Continúa la noticia sobre la regulación de las antiguas bordas en Aran a partir de su última frase.

### [Extracto del documento]
-*-*-
URBANISMO PLANIFICACIÓN
Aran limitará el uso de sus antiguas bordas como hoteles a las del municipio de Canejan
El resto quedará solo para el ocio de sus propietarios o podrán acoger restaurantes si así lo autorizan los ayuntamientos || La propuesta del Conselh para regularlas se someterá a la aprobación de Urbanismo

Panorámica del municipio de Canejan.
Aran solo autorizará el uso de antiguas bordas como hoteles en las de núcleos que estuvieron habitados en la zona de la Ribera de Toran, básicamente en el municipio de Canejan. El Conselh Generau cerró la semana pasada el texto definitivo de la normativa para regular la autilización de bordas y antiguas cabañas después de un largo periodo de información pública. Después de las alegaciones de los ayuntamientos, ha acordado que únicamente esta zona del valle, donde hay aún bordas en núcleos que hasta hace pocos años estaban habitados, se puedan habilitar estas instalaciones como hoteles.
El resto quedarán únicamente para usos lúdicos y familiares salvo en algunos casos, en los que se abre la posibilidad de habilitar negocios de restauración siempre que se dote de un plan especial para la zona y lo autorice el ayuntamiento. De este modo, quedará a expensas de la administración local.
-*-*-
### [Registros proporcionados]
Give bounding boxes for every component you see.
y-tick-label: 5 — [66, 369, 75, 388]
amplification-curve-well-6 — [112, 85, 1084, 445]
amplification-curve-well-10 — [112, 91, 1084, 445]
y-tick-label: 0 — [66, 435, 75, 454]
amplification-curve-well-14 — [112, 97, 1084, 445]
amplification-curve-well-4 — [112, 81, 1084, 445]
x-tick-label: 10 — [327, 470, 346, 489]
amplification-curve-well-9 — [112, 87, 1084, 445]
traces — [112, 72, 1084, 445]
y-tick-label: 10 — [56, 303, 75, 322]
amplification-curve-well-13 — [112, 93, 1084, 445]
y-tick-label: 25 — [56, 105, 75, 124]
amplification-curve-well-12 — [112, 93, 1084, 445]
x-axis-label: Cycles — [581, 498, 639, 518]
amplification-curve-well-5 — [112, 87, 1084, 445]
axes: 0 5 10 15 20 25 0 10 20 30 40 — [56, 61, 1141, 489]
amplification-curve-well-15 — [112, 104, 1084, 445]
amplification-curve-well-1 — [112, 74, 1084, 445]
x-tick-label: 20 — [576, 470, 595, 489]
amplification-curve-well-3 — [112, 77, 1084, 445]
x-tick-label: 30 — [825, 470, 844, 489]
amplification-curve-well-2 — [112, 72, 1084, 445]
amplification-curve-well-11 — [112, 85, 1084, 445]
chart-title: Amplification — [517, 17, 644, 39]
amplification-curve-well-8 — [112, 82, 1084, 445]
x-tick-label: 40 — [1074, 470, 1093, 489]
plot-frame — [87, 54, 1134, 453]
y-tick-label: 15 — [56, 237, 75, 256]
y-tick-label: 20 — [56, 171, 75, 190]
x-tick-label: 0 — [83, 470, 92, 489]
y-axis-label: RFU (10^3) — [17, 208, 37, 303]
-*-*-
### [Resultado del ejercicio]
Eth Pradet, Porcingles o Bordius son núcleos cuyas bordas podrían restaurarse para usos hoteleros
El Síndic de Aran, Carlos Barrera, explicó que el objetivo es preservar el patrimonio rústico sin impedir el desarrollo turístico de la zona de la Ribera de Toran, que ya es concurrida. Como ejemplos para un posible desarrollo del uso hotelero de bordas citó los núcleos de Eth Pradet, Porcingles o Bordius, cercanos a la carretera local. Estos núcleos de población se dotaron de servicios, que todavía preservan, y actualmente están deshabitados.
Barrera aseguró que por ahora no hay ningún proyecto planficado en esta zona de Canejan con este objetivo. Destacó que la normativa permitirá preservar la montaña, que “no se urbanizará”. El documento debe pasar ahora por el pleno del Conselh y por la Comisión de Urbanismo.
La conservación de las bordas aranesas ha acarreado polémica y litigios en la última década. El retroceso de la ganadería extensiva ha hecho inviable recuperarlas para su uso inicial, mientras que obras para darles uso residencial y para construir viviendas sobre las ruinas de antiguas cabañas al margen de la normativa han desembocado en decenas de denuncias urbanísticas. El Conselh ha buscado durante años una regulación que preserve este elemento característico del paisaje de la Val.